# Start of Supplied records

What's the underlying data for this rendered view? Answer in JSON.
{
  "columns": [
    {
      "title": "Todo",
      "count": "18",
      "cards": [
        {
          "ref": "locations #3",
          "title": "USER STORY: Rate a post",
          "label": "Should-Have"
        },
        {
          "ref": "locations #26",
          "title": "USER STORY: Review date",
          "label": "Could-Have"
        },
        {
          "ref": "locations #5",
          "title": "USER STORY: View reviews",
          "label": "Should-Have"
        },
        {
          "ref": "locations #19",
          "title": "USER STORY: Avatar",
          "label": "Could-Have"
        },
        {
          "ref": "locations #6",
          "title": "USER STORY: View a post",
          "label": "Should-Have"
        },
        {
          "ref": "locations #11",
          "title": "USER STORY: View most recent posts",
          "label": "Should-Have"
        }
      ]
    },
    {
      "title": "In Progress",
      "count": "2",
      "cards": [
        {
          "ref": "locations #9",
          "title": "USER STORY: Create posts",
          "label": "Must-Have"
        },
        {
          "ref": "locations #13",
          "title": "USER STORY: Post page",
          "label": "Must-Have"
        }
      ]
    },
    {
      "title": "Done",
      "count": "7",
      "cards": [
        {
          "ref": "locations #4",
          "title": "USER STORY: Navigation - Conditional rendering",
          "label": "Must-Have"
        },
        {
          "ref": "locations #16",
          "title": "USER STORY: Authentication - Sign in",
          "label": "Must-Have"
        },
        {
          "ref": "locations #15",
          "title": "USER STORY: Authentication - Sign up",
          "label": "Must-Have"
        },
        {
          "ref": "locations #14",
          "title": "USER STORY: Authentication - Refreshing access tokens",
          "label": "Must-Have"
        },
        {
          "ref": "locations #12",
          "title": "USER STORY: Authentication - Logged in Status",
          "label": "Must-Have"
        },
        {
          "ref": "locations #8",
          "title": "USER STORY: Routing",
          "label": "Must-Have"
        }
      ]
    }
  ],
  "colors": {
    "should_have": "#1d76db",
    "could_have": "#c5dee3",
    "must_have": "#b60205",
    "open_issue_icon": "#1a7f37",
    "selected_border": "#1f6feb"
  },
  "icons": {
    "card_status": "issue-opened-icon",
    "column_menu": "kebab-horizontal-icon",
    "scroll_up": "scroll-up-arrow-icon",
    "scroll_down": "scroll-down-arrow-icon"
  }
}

# End of Supplied records

● Directions for this task
Retype the material in full, character for character.

● Response
What's the underlying data for this rendered view? Answer in JSON.
{
  "columns": [
    {
      "title": "Todo",
      "count": "18",
      "cards": [
        {
          "ref": "locations #3",
          "title": "USER STORY: Rate a post",
          "label": "Should-Have"
        },
        {
          "ref": "locations #26",
          "title": "USER STORY: Review date",
          "label": "Could-Have"
        },
        {
          "ref": "locations #5",
          "title": "USER STORY: View reviews",
          "label": "Should-Have"
        },
        {
          "ref": "locations #19",
          "title": "USER STORY: Avatar",
          "label": "Could-Have"
        },
        {
          "ref": "locations #6",
          "title": "USER STORY: View a post",
          "label": "Should-Have"
        },
        {
          "ref": "locations #11",
          "title": "USER STORY: View most recent posts",
          "label": "Should-Have"
        }
      ]
    },
    {
      "title": "In Progress",
      "count": "2",
      "cards": [
        {
          "ref": "locations #9",
          "title": "USER STORY: Create posts",
          "label": "Must-Have"
        },
        {
          "ref": "locations #13",
          "title": "USER STORY: Post page",
          "label": "Must-Have"
        }
      ]
    },
    {
      "title": "Done",
      "count": "7",
      "cards": [
        {
          "ref": "locations #4",
          "title": "USER STORY: Navigation - Conditional rendering",
          "label": "Must-Have"
        },
        {
          "ref": "locations #16",
          "title": "USER STORY: Authentication - Sign in",
          "label": "Must-Have"
        },
        {
          "ref": "locations #15",
          "title": "USER STORY: Authentication - Sign up",
          "label": "Must-Have"
        },
        {
          "ref": "locations #14",
          "title": "USER STORY: Authentication - Refreshing access tokens",
          "label": "Must-Have"
        },
        {
          "ref": "locations #12",
          "title": "USER STORY: Authentication - Logged in Status",
          "label": "Must-Have"
        },
        {
          "ref": "locations #8",
          "title": "USER STORY: Routing",
          "label": "Must-Have"
        }
      ]
    }
  ],
  "colors": {
    "should_have": "#1d76db",
    "could_have": "#c5dee3",
    "must_have": "#b60205",
    "open_issue_icon": "#1a7f37",
    "selected_border": "#1f6feb"
  },
  "icons": {
    "card_status": "issue-opened-icon",
    "column_menu": "kebab-horizontal-icon",
    "scroll_up": "scroll-up-arrow-icon",
    "scroll_down": "scroll-down-arrow-icon"
  }
}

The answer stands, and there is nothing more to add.